** START **

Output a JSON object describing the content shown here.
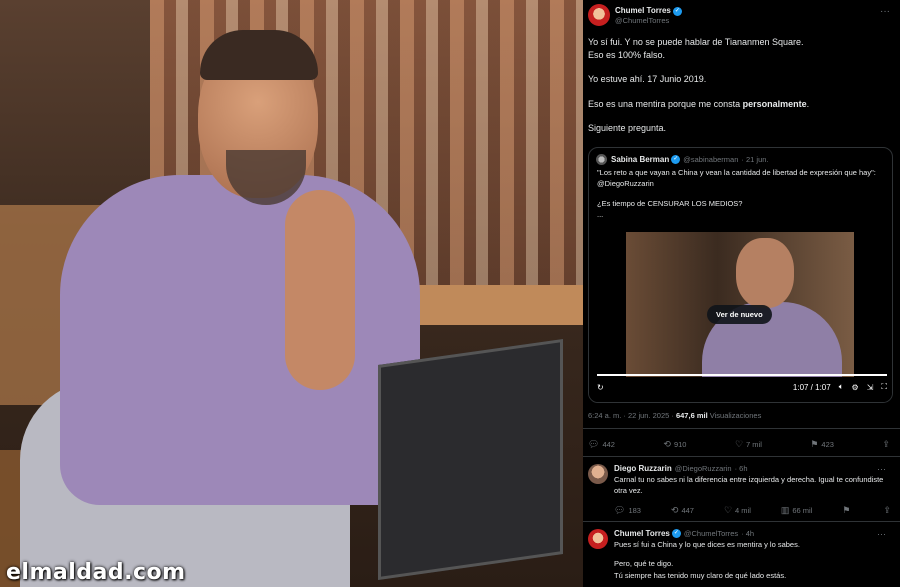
{
  "watermark": "elmaldad.com",
  "main_tweet": {
    "name": "Chumel Torres",
    "handle": "@ChumelTorres",
    "paragraphs": [
      "Yo sí fui. Y no se puede hablar de Tiananmen Square.",
      "Eso es 100% falso.",
      "Yo estuve ahí. 17 Junio 2019.",
      "Eso es una mentira porque me consta ",
      "personalmente",
      ".",
      "Siguiente pregunta."
    ],
    "quote": {
      "name": "Sabina Berman",
      "handle": "@sabinaberman",
      "date": "· 21 jun.",
      "text1": "\"Los reto a que vayan a China y vean la cantidad de libertad de expresión que hay\": @DiegoRuzzarin",
      "text2": "¿Es tiempo de CENSURAR LOS MEDIOS?",
      "text3": "...",
      "video_button": "Ver de nuevo",
      "video_time": "1:07 / 1:07"
    },
    "timestamp": "6:24 a. m. · 22 jun. 2025 · ",
    "views_count": "647,6 mil",
    "views_label": " Visualizaciones",
    "actions": {
      "replies": "442",
      "retweets": "910",
      "likes": "7 mil",
      "bookmarks": "423"
    }
  },
  "replies": [
    {
      "name": "Diego Ruzzarin",
      "handle": "@DiegoRuzzarin",
      "time": "· 6h",
      "text": "Carnal tu no sabes ni la diferencia entre izquierda y derecha. Igual te confundiste otra vez.",
      "actions": {
        "replies": "183",
        "retweets": "447",
        "likes": "4 mil",
        "views": "66 mil"
      }
    },
    {
      "name": "Chumel Torres",
      "handle": "@ChumelTorres",
      "time": "· 4h",
      "text": "Pues sí fui a China y lo que dices es mentira y lo sabes.",
      "text2": "Pero, qué te digo.",
      "text3": "Tú siempre has tenido muy claro de qué lado estás."
    }
  ],
  "colors": {
    "background": "#000000",
    "text": "#e7e9ea",
    "muted": "#71767b",
    "verified": "#1d9bf0",
    "border": "#2f3336"
  },
  "icons": [
    "more-icon",
    "verified-icon",
    "reply-icon",
    "retweet-icon",
    "like-icon",
    "views-icon",
    "bookmark-icon",
    "share-icon",
    "replay-icon",
    "volume-icon",
    "settings-icon",
    "fullscreen-icon"
  ]
}
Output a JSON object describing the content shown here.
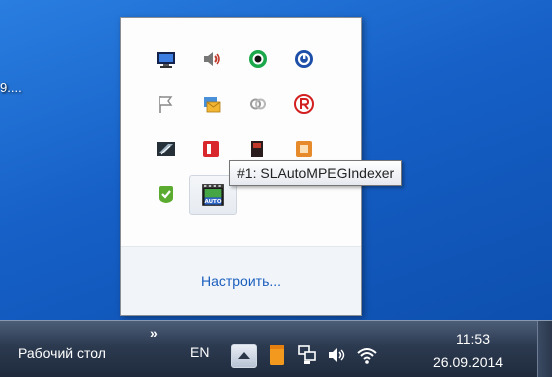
{
  "desktop": {
    "icon_label": "9...."
  },
  "tray_overflow": {
    "icons": [
      {
        "name": "monitor-app-icon"
      },
      {
        "name": "speaker-icon"
      },
      {
        "name": "green-circle-icon"
      },
      {
        "name": "blue-power-icon"
      },
      {
        "name": "action-center-flag-icon"
      },
      {
        "name": "mail-notify-icon"
      },
      {
        "name": "link-rings-icon"
      },
      {
        "name": "red-r-icon"
      },
      {
        "name": "graphics-card-icon"
      },
      {
        "name": "red-app-icon"
      },
      {
        "name": "dark-app-icon"
      },
      {
        "name": "orange-app-icon"
      },
      {
        "name": "green-check-icon"
      },
      {
        "name": "auto-film-icon",
        "label": "AUTO"
      }
    ],
    "customize_label": "Настроить..."
  },
  "tooltip": {
    "text": "#1: SLAutoMPEGIndexer"
  },
  "taskbar": {
    "desktop_toolbar_label": "Рабочий стол",
    "toolbar_chevron": "»",
    "language": "EN",
    "clock_time": "11:53",
    "clock_date": "26.09.2014"
  },
  "colors": {
    "desktop_blue": "#1660c7",
    "link_blue": "#1a5ebd",
    "taskbar_dark": "#2c3a50"
  }
}
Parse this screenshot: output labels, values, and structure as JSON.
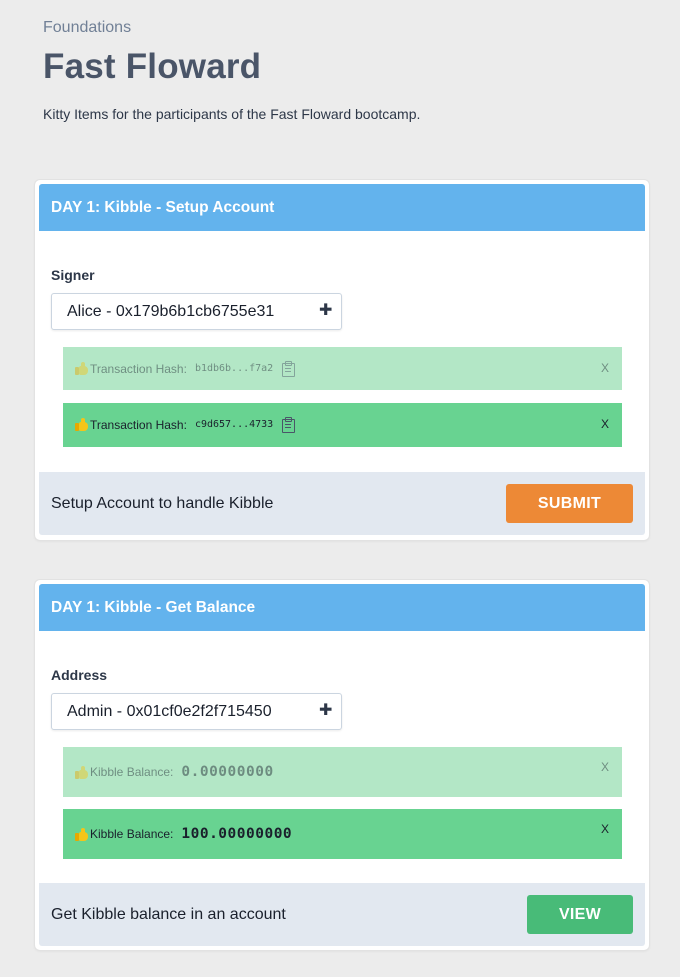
{
  "header": {
    "section": "Foundations",
    "title": "Fast Floward",
    "description": "Kitty Items for the participants of the Fast Floward bootcamp."
  },
  "cards": [
    {
      "title": "DAY 1: Kibble - Setup Account",
      "field_label": "Signer",
      "select_value": "Alice - 0x179b6b1cb6755e31",
      "results": [
        {
          "label": "Transaction Hash:",
          "value": "b1db6b...f7a2",
          "close": "X",
          "state": "faded"
        },
        {
          "label": "Transaction Hash:",
          "value": "c9d657...4733",
          "close": "X",
          "state": "active"
        }
      ],
      "footer_text": "Setup Account to handle Kibble",
      "button_label": "SUBMIT",
      "button_color": "#ed8936"
    },
    {
      "title": "DAY 1: Kibble - Get Balance",
      "field_label": "Address",
      "select_value": "Admin - 0x01cf0e2f2f715450",
      "results": [
        {
          "label": "Kibble Balance:",
          "value": "0.00000000",
          "close": "X",
          "state": "faded"
        },
        {
          "label": "Kibble Balance:",
          "value": "100.00000000",
          "close": "X",
          "state": "active"
        }
      ],
      "footer_text": "Get Kibble balance in an account",
      "button_label": "VIEW",
      "button_color": "#48bb78"
    }
  ],
  "colors": {
    "card_header": "#63b3ed",
    "result_faded": "#b3e7c6",
    "result_active": "#68d391",
    "footer": "#e2e8f0"
  },
  "icons": {
    "result_prefix": "thumbs-up-icon",
    "copy": "clipboard-icon",
    "select_toggle": "plus-icon"
  }
}
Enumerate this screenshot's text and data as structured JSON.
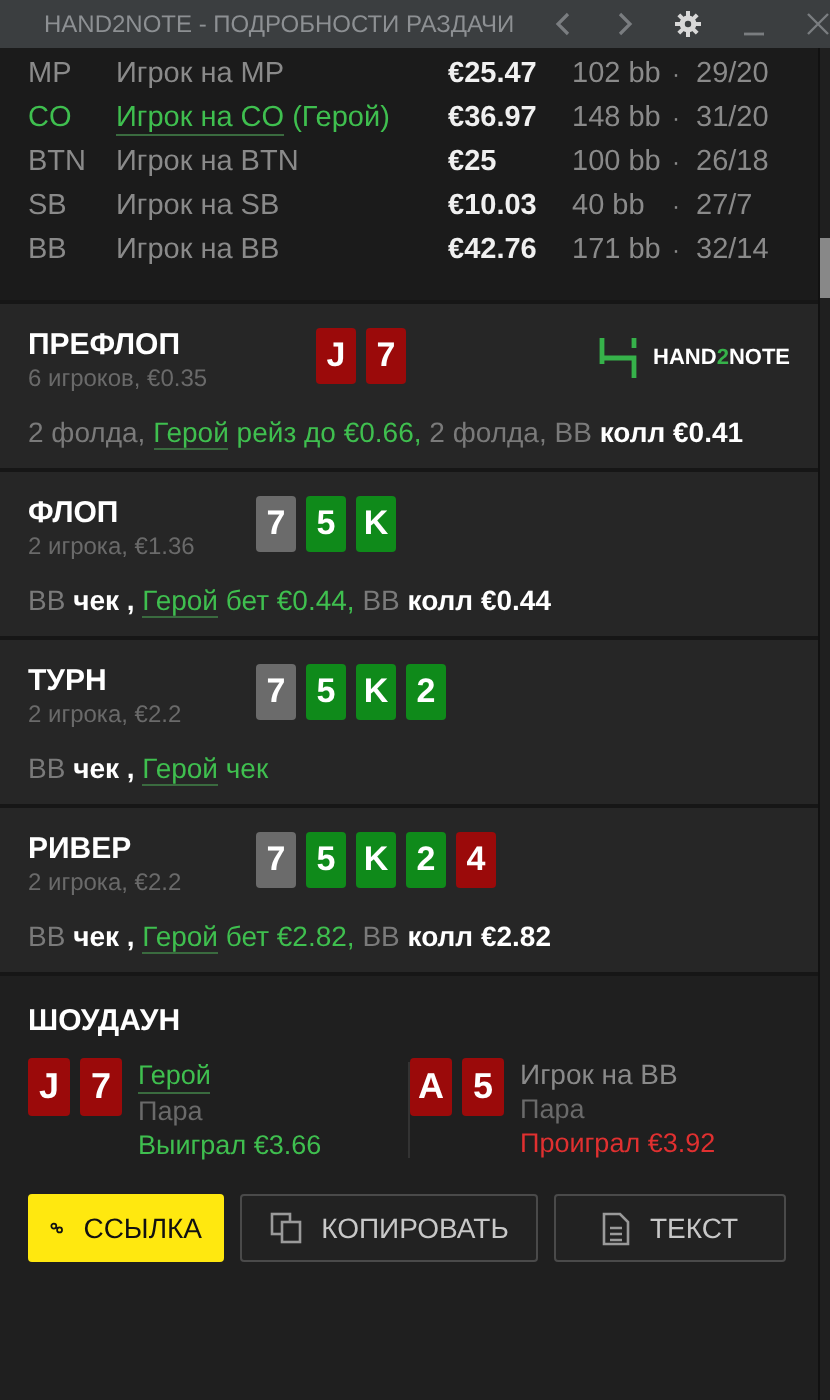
{
  "window": {
    "title": "HAND2NOTE - ПОДРОБНОСТИ РАЗДАЧИ"
  },
  "players": [
    {
      "position": "MP",
      "name": "Игрок на MP",
      "hero": false,
      "stack": "€25.47",
      "bb": "102 bb",
      "dot": "·",
      "ratio": "29/20"
    },
    {
      "position": "CO",
      "name": "Игрок на CO",
      "hero": true,
      "hero_tag": "(Герой)",
      "stack": "€36.97",
      "bb": "148 bb",
      "dot": "·",
      "ratio": "31/20"
    },
    {
      "position": "BTN",
      "name": "Игрок на BTN",
      "hero": false,
      "stack": "€25",
      "bb": "100 bb",
      "dot": "·",
      "ratio": "26/18"
    },
    {
      "position": "SB",
      "name": "Игрок на SB",
      "hero": false,
      "stack": "€10.03",
      "bb": "40 bb",
      "dot": "·",
      "ratio": "27/7"
    },
    {
      "position": "BB",
      "name": "Игрок на BB",
      "hero": false,
      "stack": "€42.76",
      "bb": "171 bb",
      "dot": "·",
      "ratio": "32/14"
    }
  ],
  "streets": [
    {
      "title": "ПРЕФЛОП",
      "info": "6 игроков, €0.35",
      "logo": {
        "parts": [
          {
            "text": "HAND",
            "accent": false
          },
          {
            "text": "2",
            "accent": true
          },
          {
            "text": "NOTE",
            "accent": false
          }
        ]
      },
      "cards": [
        {
          "rank": "J",
          "color": "#9b0a0a"
        },
        {
          "rank": "7",
          "color": "#9b0a0a"
        }
      ],
      "actions": [
        {
          "kind": "muted",
          "text": "2 фолда, "
        },
        {
          "kind": "hero",
          "text": "Герой"
        },
        {
          "kind": "green",
          "text": " рейз до €0.66, "
        },
        {
          "kind": "muted",
          "text": "2 фолда, BB "
        },
        {
          "kind": "strong",
          "text": "колл €0.41"
        }
      ]
    },
    {
      "title": "ФЛОП",
      "info": "2 игрока, €1.36",
      "cards": [
        {
          "rank": "7",
          "color": "#6b6b6b"
        },
        {
          "rank": "5",
          "color": "#0f8a1a"
        },
        {
          "rank": "K",
          "color": "#0f8a1a"
        }
      ],
      "actions": [
        {
          "kind": "muted",
          "text": "BB "
        },
        {
          "kind": "strong",
          "text": "чек , "
        },
        {
          "kind": "hero",
          "text": "Герой"
        },
        {
          "kind": "green",
          "text": " бет €0.44, "
        },
        {
          "kind": "muted",
          "text": "BB "
        },
        {
          "kind": "strong",
          "text": "колл €0.44"
        }
      ]
    },
    {
      "title": "ТУРН",
      "info": "2 игрока, €2.2",
      "cards": [
        {
          "rank": "7",
          "color": "#6b6b6b"
        },
        {
          "rank": "5",
          "color": "#0f8a1a"
        },
        {
          "rank": "K",
          "color": "#0f8a1a"
        },
        {
          "rank": "2",
          "color": "#0f8a1a"
        }
      ],
      "actions": [
        {
          "kind": "muted",
          "text": "BB "
        },
        {
          "kind": "strong",
          "text": "чек , "
        },
        {
          "kind": "hero",
          "text": "Герой"
        },
        {
          "kind": "green",
          "text": " чек"
        }
      ]
    },
    {
      "title": "РИВЕР",
      "info": "2 игрока, €2.2",
      "cards": [
        {
          "rank": "7",
          "color": "#6b6b6b"
        },
        {
          "rank": "5",
          "color": "#0f8a1a"
        },
        {
          "rank": "K",
          "color": "#0f8a1a"
        },
        {
          "rank": "2",
          "color": "#0f8a1a"
        },
        {
          "rank": "4",
          "color": "#9b0a0a"
        }
      ],
      "actions": [
        {
          "kind": "muted",
          "text": "BB "
        },
        {
          "kind": "strong",
          "text": "чек , "
        },
        {
          "kind": "hero",
          "text": "Герой"
        },
        {
          "kind": "green",
          "text": " бет €2.82, "
        },
        {
          "kind": "muted",
          "text": "BB "
        },
        {
          "kind": "strong",
          "text": "колл €2.82"
        }
      ]
    }
  ],
  "showdown": {
    "title": "ШОУДАУН",
    "players": [
      {
        "name": "Герой",
        "hero": true,
        "hand": "Пара",
        "result": "Выиграл €3.66",
        "won": true,
        "cards": [
          {
            "rank": "J",
            "color": "#9b0a0a"
          },
          {
            "rank": "7",
            "color": "#9b0a0a"
          }
        ]
      },
      {
        "name": "Игрок на BB",
        "hero": false,
        "hand": "Пара",
        "result": "Проиграл €3.92",
        "won": false,
        "cards": [
          {
            "rank": "A",
            "color": "#9b0a0a"
          },
          {
            "rank": "5",
            "color": "#9b0a0a"
          }
        ]
      }
    ]
  },
  "buttons": [
    {
      "label": "ССЫЛКА",
      "kind": "link"
    },
    {
      "label": "КОПИРОВАТЬ",
      "kind": "copy"
    },
    {
      "label": "ТЕКСТ",
      "kind": "text"
    }
  ]
}
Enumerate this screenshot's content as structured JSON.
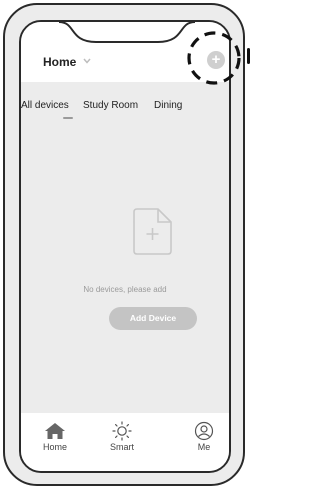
{
  "header": {
    "title": "Home",
    "add_icon": "plus-circle-icon"
  },
  "tabs": [
    {
      "label": "All devices",
      "active": true
    },
    {
      "label": "Study Room",
      "active": false
    },
    {
      "label": "Dining",
      "active": false
    }
  ],
  "tabs_more": "···",
  "empty_state": {
    "icon": "add-document-icon",
    "message": "No devices, please add",
    "button_label": "Add Device"
  },
  "bottom_nav": [
    {
      "label": "Home",
      "icon": "home-icon",
      "active": true
    },
    {
      "label": "Smart",
      "icon": "smart-sun-icon",
      "active": false
    },
    {
      "label": "Me",
      "icon": "user-icon",
      "active": false
    }
  ],
  "colors": {
    "screen_bg": "#ececec",
    "bar_bg": "#ffffff",
    "button_bg": "#c4c4c4",
    "text_muted": "#9a9a9a"
  }
}
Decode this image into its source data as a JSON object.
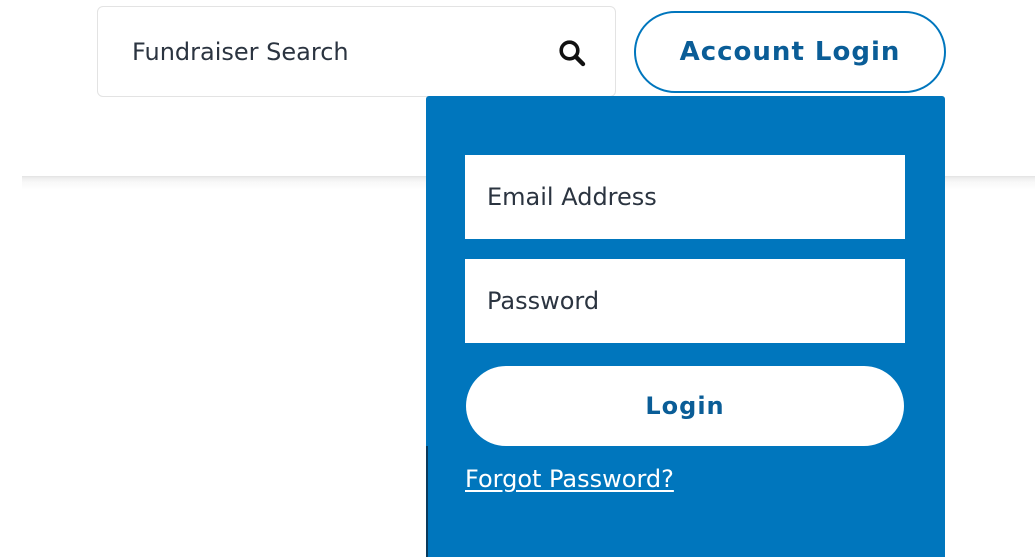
{
  "search": {
    "placeholder": "Fundraiser Search",
    "icon": "search-icon"
  },
  "header": {
    "account_login_label": "Account Login"
  },
  "login_panel": {
    "email_placeholder": "Email Address",
    "password_placeholder": "Password",
    "login_label": "Login",
    "forgot_password_label": "Forgot Password?"
  },
  "colors": {
    "brand_blue": "#0076bd",
    "button_text": "#0a5d97",
    "field_text": "#2b3440",
    "white": "#ffffff"
  }
}
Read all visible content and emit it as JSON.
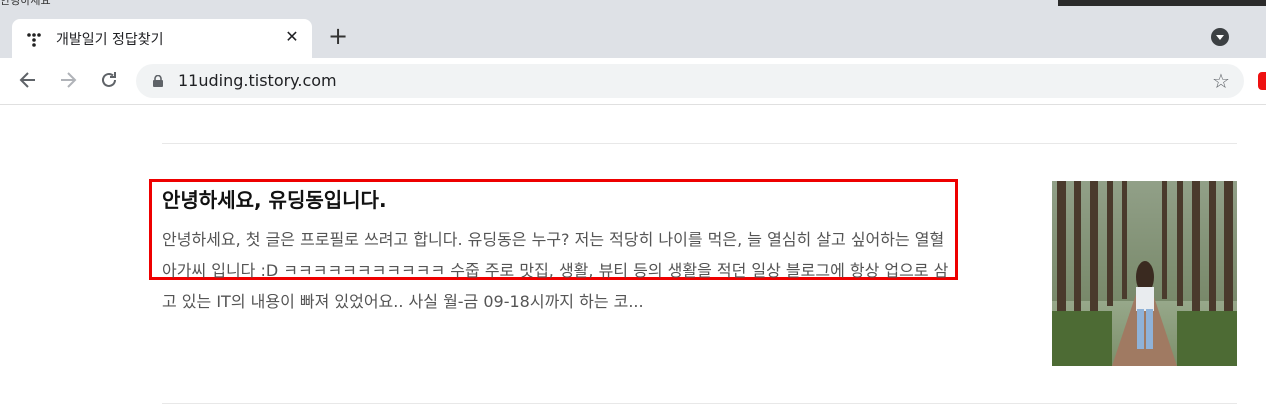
{
  "window": {
    "top_fragment": "안녕하세요"
  },
  "tabs": [
    {
      "title": "개발일기 정답찾기",
      "favicon": "tistory-icon"
    }
  ],
  "toolbar": {
    "url": "11uding.tistory.com"
  },
  "post": {
    "title": "안녕하세요, 유딩동입니다.",
    "excerpt": "안녕하세요, 첫 글은 프로필로 쓰려고 합니다. 유딩동은 누구? 저는 적당히 나이를 먹은, 늘 열심히 살고 싶어하는 열혈아가씨 입니다 :D ㅋㅋㅋㅋㅋㅋㅋㅋㅋㅋㅋ 수줍 주로 맛집, 생활, 뷰티 등의 생활을 적던 일상 블로그에 항상 업으로 삼고 있는 IT의 내용이 빠져 있었어요.. 사실 월-금 09-18시까지 하는 코..."
  },
  "colors": {
    "highlight": "#e00000",
    "tab_bar": "#dee1e6",
    "omnibox": "#f1f3f4"
  }
}
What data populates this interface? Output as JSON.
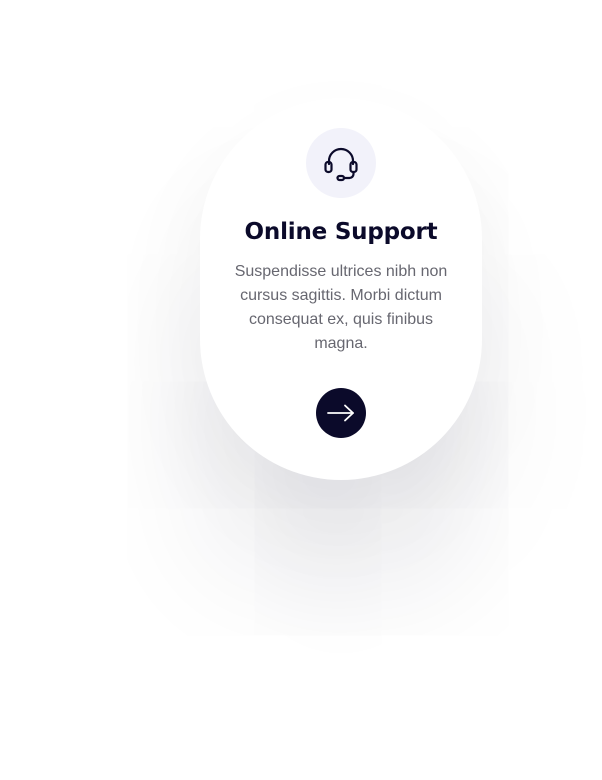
{
  "card": {
    "icon": "headset-icon",
    "title": "Online Support",
    "description": "Suspendisse ultrices nibh non cursus sagittis. Morbi dictum consequat ex, quis finibus magna.",
    "button_icon": "arrow-right-icon"
  },
  "colors": {
    "dark": "#0b0a2a",
    "icon_bg": "#f2f2fa",
    "text_muted": "#676770",
    "card_bg": "#ffffff"
  }
}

** END **

--- STATED PROBLEM ---
Extract every line containing the string "Setup" from the material.

--- THE RESPONSE ---
      "title": "DAY 1: Kibble - Setup Account",
      "footer_text": "Setup Account to handle Kibble",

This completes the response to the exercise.